■ **WHAT THE EXERCISE ASKS**
Write out exactly the lines from the line with "Serialize everything readable" through the line with "Output a JSON", including both, and nothing more.

■ **DATA RECORDS**
+ + + + + + +

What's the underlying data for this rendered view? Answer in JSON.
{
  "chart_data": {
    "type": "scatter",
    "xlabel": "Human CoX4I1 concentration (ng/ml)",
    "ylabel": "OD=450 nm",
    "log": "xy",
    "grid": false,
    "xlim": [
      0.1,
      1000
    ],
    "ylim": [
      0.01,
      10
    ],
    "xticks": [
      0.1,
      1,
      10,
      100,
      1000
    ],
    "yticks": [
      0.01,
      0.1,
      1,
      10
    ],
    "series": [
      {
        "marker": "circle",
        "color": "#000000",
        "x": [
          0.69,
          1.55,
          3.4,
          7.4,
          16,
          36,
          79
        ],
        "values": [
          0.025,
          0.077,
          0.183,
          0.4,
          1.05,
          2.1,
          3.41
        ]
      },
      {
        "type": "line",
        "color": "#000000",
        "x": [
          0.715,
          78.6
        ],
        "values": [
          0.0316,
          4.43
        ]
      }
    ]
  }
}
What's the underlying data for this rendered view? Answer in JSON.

+ + + + + + +

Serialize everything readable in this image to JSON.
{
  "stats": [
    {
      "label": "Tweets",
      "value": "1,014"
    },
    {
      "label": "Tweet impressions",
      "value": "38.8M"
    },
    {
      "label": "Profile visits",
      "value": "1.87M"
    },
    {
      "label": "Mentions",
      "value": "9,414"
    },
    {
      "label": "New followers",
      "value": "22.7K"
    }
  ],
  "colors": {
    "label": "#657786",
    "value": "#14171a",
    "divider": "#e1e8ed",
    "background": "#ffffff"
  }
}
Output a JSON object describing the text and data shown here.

+ + + + + + +

■ **REPLY**
Serialize everything readable in this image to JSON.
{
  "stats": [
    {
      "label": "Tweets",
      "value": "1,014"
    },
    {
      "label": "Tweet impressions",
      "value": "38.8M"
    },
    {
      "label": "Profile visits",
      "value": "1.87M"
    },
    {
      "label": "Mentions",
      "value": "9,414"
    },
    {
      "label": "New followers",
      "value": "22.7K"
    }
  ],
  "colors": {
    "label": "#657786",
    "value": "#14171a",
    "divider": "#e1e8ed",
    "background": "#ffffff"
  }
}
Output a JSON object describing the text and data shown here.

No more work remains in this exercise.